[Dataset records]

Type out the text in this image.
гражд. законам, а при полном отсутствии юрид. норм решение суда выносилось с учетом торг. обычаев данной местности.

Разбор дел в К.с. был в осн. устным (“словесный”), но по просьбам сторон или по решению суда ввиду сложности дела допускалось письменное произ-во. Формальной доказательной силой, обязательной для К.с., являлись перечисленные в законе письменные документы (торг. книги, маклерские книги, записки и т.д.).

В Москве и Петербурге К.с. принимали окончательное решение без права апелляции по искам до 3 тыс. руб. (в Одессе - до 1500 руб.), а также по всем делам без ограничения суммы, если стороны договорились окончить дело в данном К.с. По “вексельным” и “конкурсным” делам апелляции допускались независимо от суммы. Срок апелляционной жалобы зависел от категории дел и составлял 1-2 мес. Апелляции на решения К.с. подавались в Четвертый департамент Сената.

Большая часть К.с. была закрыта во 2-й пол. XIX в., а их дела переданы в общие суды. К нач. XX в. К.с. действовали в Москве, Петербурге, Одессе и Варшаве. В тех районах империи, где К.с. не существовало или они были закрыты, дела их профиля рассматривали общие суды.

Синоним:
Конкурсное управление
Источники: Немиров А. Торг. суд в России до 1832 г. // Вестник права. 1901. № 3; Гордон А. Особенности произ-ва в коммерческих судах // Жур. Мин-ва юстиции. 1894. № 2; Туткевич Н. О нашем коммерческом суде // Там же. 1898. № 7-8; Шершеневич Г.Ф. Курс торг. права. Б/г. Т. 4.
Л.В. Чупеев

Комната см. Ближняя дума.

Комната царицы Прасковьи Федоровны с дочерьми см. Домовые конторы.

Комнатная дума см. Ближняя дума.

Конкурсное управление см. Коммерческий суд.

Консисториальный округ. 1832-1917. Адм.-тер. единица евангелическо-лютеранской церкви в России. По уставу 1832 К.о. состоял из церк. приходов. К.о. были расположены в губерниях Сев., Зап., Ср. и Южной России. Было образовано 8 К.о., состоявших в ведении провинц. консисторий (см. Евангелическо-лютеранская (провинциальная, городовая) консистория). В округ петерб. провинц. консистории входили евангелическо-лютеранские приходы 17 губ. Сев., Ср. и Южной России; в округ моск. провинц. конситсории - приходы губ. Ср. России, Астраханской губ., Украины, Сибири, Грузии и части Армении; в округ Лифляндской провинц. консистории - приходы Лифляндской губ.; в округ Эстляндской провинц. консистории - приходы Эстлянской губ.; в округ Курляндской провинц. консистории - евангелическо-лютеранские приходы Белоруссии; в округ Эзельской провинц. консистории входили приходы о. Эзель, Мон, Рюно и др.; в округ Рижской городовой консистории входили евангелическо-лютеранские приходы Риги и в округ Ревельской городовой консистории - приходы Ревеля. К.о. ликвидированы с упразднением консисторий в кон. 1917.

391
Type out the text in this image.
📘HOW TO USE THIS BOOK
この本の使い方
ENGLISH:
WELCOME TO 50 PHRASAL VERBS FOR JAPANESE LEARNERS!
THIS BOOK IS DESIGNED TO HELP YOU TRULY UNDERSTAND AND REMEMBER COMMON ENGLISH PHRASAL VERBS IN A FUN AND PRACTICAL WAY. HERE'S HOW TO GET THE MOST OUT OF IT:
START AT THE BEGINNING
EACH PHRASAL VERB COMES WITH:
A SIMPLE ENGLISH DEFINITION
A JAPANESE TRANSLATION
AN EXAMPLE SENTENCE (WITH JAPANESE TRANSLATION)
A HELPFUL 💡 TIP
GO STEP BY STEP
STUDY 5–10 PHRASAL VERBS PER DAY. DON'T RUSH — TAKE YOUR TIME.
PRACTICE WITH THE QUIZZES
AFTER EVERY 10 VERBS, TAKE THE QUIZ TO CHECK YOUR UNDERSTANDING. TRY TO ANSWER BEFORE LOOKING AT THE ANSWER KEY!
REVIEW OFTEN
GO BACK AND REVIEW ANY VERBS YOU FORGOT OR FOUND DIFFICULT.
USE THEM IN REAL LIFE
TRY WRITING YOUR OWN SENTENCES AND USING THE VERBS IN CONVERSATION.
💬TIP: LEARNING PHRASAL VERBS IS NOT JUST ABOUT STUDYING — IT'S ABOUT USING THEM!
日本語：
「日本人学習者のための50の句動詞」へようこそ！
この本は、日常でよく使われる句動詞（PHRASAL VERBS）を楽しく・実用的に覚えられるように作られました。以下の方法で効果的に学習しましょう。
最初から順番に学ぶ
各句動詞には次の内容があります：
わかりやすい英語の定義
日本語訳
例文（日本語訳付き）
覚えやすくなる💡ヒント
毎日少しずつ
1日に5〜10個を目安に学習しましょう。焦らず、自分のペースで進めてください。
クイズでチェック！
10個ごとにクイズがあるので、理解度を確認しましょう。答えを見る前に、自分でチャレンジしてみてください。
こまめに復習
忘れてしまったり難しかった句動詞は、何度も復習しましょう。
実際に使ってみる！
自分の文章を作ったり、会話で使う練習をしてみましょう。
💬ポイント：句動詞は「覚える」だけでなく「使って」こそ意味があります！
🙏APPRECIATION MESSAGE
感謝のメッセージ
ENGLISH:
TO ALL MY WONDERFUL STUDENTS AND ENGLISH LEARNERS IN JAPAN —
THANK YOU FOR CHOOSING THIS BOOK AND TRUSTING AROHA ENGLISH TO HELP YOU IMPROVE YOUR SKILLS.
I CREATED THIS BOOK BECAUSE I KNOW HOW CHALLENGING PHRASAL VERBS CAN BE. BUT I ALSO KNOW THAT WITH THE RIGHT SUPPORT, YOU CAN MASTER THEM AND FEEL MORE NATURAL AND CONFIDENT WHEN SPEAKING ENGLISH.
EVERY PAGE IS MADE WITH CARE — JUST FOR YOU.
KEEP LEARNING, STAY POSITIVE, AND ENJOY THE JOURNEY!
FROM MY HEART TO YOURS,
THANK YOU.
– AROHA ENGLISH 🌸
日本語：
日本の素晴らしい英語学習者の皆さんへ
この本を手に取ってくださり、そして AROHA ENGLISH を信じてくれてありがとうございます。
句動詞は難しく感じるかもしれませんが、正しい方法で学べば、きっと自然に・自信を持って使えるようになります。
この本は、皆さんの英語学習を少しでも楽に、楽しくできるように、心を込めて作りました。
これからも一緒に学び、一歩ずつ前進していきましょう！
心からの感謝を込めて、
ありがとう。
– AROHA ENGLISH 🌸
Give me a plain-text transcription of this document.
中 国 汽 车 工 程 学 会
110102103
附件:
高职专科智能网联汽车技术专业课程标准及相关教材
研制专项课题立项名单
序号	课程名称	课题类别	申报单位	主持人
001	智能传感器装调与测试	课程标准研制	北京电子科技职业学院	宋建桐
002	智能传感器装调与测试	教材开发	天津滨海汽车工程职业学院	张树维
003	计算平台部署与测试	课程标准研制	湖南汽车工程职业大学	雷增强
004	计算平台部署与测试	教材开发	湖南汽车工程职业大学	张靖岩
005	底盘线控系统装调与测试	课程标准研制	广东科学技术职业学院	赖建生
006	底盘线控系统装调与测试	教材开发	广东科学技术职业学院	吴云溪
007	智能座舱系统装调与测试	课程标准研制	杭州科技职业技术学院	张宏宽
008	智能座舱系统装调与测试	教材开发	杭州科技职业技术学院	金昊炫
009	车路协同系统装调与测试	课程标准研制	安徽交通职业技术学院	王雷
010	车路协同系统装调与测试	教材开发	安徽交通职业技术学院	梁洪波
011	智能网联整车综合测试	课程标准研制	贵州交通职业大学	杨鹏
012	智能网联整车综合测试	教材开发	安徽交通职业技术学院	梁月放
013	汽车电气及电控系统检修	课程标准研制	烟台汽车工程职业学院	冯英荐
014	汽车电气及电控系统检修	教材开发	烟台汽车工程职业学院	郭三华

# Task directions:
From the entries, report each line that includes the word "教材开发".

# Solution:
002	智能传感器装调与测试	教材开发	天津滨海汽车工程职业学院	张树维
004	计算平台部署与测试	教材开发	湖南汽车工程职业大学	张靖岩
006	底盘线控系统装调与测试	教材开发	广东科学技术职业学院	吴云溪
008	智能座舱系统装调与测试	教材开发	杭州科技职业技术学院	金昊炫
010	车路协同系统装调与测试	教材开发	安徽交通职业技术学院	梁洪波
012	智能网联整车综合测试	教材开发	安徽交通职业技术学院	梁月放
014	汽车电气及电控系统检修	教材开发	烟台汽车工程职业学院	郭三华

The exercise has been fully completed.